[start]
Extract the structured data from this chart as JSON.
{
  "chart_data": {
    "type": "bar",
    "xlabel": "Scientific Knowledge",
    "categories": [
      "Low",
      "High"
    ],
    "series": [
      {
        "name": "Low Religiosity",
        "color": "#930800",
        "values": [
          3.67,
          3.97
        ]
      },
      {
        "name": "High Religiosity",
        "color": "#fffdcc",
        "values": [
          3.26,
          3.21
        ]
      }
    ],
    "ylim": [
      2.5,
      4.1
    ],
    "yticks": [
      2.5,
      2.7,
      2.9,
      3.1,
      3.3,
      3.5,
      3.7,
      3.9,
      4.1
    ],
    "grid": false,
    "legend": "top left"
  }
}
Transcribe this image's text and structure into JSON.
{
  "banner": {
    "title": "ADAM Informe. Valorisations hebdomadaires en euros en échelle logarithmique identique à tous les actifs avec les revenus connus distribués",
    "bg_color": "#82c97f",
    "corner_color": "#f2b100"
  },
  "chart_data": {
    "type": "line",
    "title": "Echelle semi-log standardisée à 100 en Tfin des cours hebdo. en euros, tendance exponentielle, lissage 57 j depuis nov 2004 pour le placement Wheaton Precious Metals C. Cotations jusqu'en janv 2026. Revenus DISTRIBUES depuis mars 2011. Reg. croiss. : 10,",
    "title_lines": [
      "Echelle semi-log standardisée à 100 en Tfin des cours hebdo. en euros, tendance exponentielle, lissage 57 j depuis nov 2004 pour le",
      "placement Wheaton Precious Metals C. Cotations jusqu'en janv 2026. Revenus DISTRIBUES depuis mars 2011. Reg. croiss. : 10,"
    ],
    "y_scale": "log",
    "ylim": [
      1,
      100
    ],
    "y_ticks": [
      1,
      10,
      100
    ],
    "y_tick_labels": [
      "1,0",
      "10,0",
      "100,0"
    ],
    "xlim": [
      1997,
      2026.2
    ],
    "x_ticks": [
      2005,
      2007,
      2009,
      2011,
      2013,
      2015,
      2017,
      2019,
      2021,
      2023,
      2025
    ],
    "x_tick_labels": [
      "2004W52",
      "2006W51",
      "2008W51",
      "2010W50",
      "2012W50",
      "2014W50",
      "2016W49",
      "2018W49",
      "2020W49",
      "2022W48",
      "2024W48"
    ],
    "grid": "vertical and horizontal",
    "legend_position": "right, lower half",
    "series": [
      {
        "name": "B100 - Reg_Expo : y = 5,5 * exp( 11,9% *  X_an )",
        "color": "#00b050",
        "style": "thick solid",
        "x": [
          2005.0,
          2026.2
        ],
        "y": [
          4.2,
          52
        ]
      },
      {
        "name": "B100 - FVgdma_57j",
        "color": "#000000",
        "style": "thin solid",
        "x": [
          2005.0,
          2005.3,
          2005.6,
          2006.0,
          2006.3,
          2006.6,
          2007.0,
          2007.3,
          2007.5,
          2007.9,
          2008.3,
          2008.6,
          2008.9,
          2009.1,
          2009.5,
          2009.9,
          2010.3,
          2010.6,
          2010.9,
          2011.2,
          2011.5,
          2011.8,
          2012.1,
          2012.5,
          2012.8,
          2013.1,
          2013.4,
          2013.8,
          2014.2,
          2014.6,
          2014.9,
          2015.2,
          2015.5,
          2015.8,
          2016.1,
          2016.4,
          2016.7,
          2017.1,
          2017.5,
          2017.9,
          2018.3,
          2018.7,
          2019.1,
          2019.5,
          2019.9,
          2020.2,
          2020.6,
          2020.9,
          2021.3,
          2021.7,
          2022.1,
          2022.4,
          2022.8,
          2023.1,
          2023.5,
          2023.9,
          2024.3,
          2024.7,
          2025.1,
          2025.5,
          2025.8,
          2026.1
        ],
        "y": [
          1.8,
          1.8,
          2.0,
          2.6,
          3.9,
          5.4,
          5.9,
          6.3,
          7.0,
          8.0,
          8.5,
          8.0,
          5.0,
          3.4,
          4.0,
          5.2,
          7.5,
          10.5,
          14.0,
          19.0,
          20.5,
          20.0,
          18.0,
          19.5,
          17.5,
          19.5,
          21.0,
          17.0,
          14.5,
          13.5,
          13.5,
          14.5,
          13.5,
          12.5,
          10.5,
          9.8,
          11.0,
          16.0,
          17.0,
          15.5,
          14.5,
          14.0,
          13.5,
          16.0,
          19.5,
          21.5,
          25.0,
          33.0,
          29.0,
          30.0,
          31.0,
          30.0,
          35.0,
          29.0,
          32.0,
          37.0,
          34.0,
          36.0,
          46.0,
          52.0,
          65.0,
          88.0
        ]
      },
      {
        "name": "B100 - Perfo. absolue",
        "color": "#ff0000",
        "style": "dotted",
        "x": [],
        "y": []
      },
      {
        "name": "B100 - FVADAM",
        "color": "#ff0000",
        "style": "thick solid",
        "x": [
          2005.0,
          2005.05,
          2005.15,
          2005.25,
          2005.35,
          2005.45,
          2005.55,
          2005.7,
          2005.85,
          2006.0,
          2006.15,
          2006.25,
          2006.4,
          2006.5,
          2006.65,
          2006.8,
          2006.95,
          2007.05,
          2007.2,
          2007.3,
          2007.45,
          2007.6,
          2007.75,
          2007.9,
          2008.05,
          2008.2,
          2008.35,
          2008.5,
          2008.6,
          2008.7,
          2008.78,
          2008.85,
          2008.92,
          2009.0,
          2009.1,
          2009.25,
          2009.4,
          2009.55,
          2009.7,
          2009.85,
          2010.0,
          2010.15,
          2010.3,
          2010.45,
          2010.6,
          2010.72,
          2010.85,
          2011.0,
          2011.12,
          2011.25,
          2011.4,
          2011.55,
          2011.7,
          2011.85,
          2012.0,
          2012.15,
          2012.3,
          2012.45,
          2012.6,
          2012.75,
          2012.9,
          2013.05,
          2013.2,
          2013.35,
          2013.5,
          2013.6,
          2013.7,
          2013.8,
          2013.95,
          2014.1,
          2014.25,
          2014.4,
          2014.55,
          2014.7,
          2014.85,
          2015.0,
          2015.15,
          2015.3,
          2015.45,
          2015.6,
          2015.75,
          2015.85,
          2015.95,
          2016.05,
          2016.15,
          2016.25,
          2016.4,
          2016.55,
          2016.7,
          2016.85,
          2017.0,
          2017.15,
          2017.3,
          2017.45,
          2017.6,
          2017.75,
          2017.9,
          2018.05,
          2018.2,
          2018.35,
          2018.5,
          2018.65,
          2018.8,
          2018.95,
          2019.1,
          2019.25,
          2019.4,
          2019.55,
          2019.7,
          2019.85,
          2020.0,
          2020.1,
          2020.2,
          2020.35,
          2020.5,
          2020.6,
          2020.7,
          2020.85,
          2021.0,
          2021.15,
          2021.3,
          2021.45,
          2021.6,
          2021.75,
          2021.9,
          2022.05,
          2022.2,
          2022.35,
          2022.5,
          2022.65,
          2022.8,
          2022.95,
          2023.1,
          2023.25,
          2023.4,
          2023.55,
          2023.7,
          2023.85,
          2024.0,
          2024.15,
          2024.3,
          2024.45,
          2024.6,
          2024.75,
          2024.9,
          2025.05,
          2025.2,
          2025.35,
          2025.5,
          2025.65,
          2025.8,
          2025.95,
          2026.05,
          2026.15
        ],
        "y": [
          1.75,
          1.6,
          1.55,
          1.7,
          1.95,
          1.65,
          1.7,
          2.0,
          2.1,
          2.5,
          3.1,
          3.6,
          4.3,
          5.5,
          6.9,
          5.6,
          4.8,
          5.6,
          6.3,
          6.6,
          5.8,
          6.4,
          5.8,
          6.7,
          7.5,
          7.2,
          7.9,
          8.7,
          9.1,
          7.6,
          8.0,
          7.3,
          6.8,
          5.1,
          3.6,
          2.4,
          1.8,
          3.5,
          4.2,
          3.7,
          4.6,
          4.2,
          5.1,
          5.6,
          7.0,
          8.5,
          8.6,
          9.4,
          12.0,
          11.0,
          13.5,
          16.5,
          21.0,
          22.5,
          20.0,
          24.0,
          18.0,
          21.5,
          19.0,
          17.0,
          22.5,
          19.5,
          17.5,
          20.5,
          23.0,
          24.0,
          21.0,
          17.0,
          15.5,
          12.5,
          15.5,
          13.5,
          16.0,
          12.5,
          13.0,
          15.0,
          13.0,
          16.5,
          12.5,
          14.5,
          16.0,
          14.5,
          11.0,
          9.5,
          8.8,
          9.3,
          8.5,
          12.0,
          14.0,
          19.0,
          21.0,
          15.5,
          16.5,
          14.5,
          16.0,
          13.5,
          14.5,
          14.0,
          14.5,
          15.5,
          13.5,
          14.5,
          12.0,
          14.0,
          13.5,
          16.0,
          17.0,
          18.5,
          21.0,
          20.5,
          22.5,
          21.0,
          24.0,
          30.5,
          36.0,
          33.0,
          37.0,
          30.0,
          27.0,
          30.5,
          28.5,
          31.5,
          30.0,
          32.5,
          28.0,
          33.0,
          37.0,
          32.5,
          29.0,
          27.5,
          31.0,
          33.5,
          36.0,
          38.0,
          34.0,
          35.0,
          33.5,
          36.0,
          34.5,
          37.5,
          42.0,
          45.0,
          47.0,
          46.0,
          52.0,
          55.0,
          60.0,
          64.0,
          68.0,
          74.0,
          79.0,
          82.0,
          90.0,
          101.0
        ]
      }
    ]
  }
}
[end]
Show all lines from the listing above in which "Religiosity" appears.

        "name": "Low Religiosity",
        "name": "High Religiosity",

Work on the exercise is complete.